What is the number of lines that include the word "published"? Provide only that figure.
— BEGIN THE INPUT —
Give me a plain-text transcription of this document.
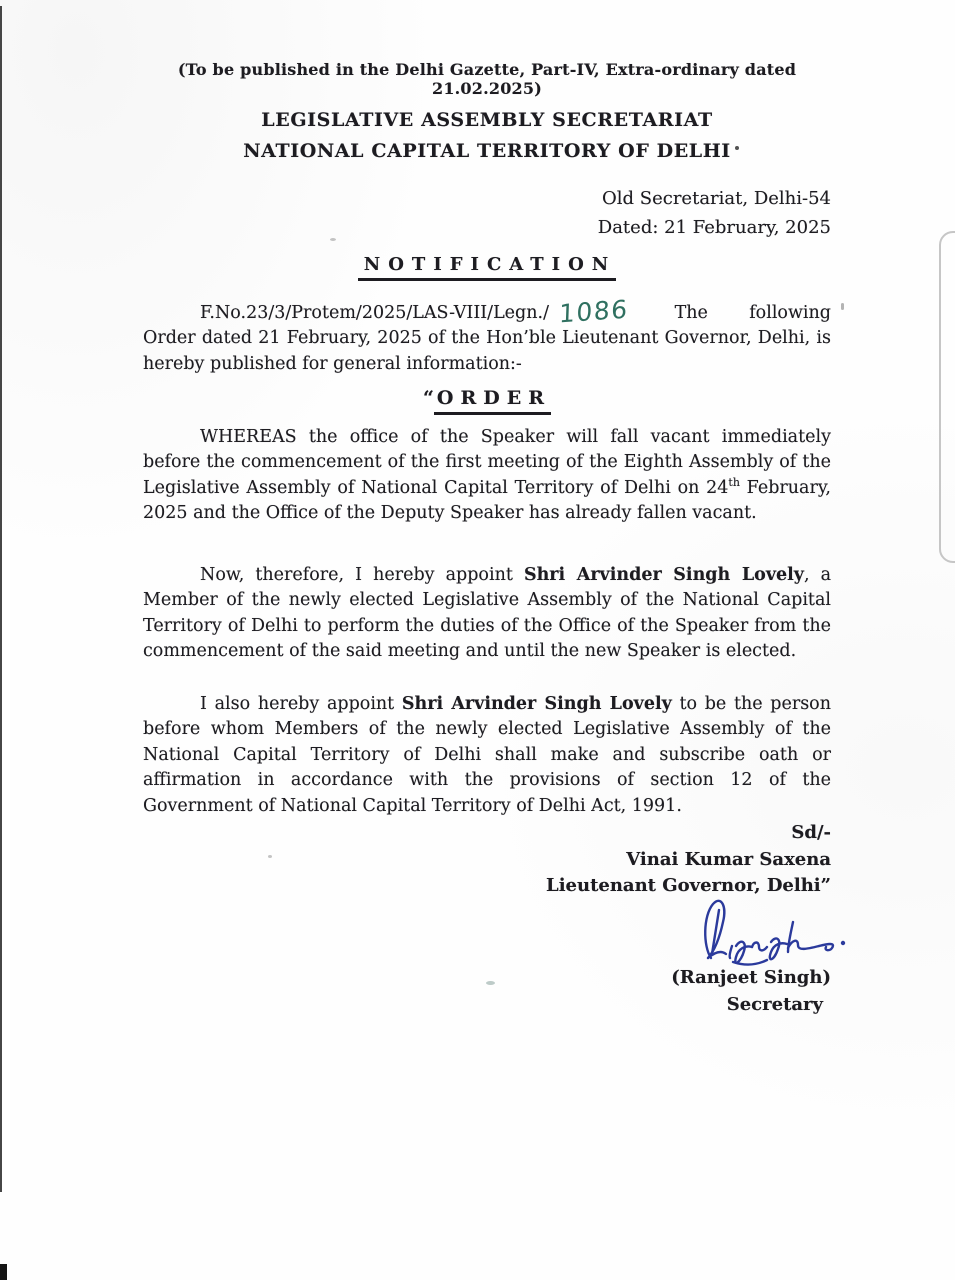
(To be published in the Delhi Gazette, Part-IV, Extra-ordinary dated 21.02.2025)
LEGISLATIVE ASSEMBLY SECRETARIAT
NATIONAL CAPITAL TERRITORY OF DELHI
Old Secretariat, Delhi-54
Dated: 21 February, 2025
NOTIFICATION
F.No.23/3/Protem/2025/LAS-VIII/Legn./ 1086	The following Order dated 21 February, 2025 of the Hon’ble Lieutenant Governor, Delhi, is hereby published for general information:-
“ ORDER
WHEREAS the office of the Speaker will fall vacant immediately before the commencement of the first meeting of the Eighth Assembly of the Legislative Assembly of National Capital Territory of Delhi on 24th February, 2025 and the Office of the Deputy Speaker has already fallen vacant.
Now, therefore, I hereby appoint Shri Arvinder Singh Lovely, a Member of the newly elected Legislative Assembly of the National Capital Territory of Delhi to perform the duties of the Office of the Speaker from the commencement of the said meeting and until the new Speaker is elected.
I also hereby appoint Shri Arvinder Singh Lovely to be the person before whom Members of the newly elected Legislative Assembly of the National Capital Territory of Delhi shall make and subscribe oath or affirmation in accordance with the provisions of section 12 of the Government of National Capital Territory of Delhi Act, 1991.
Sd/-
Vinai Kumar Saxena
Lieutenant Governor, Delhi”
(Ranjeet Singh)
Secretary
— END THE INPUT —
● OUTPUT OF THE TASK
2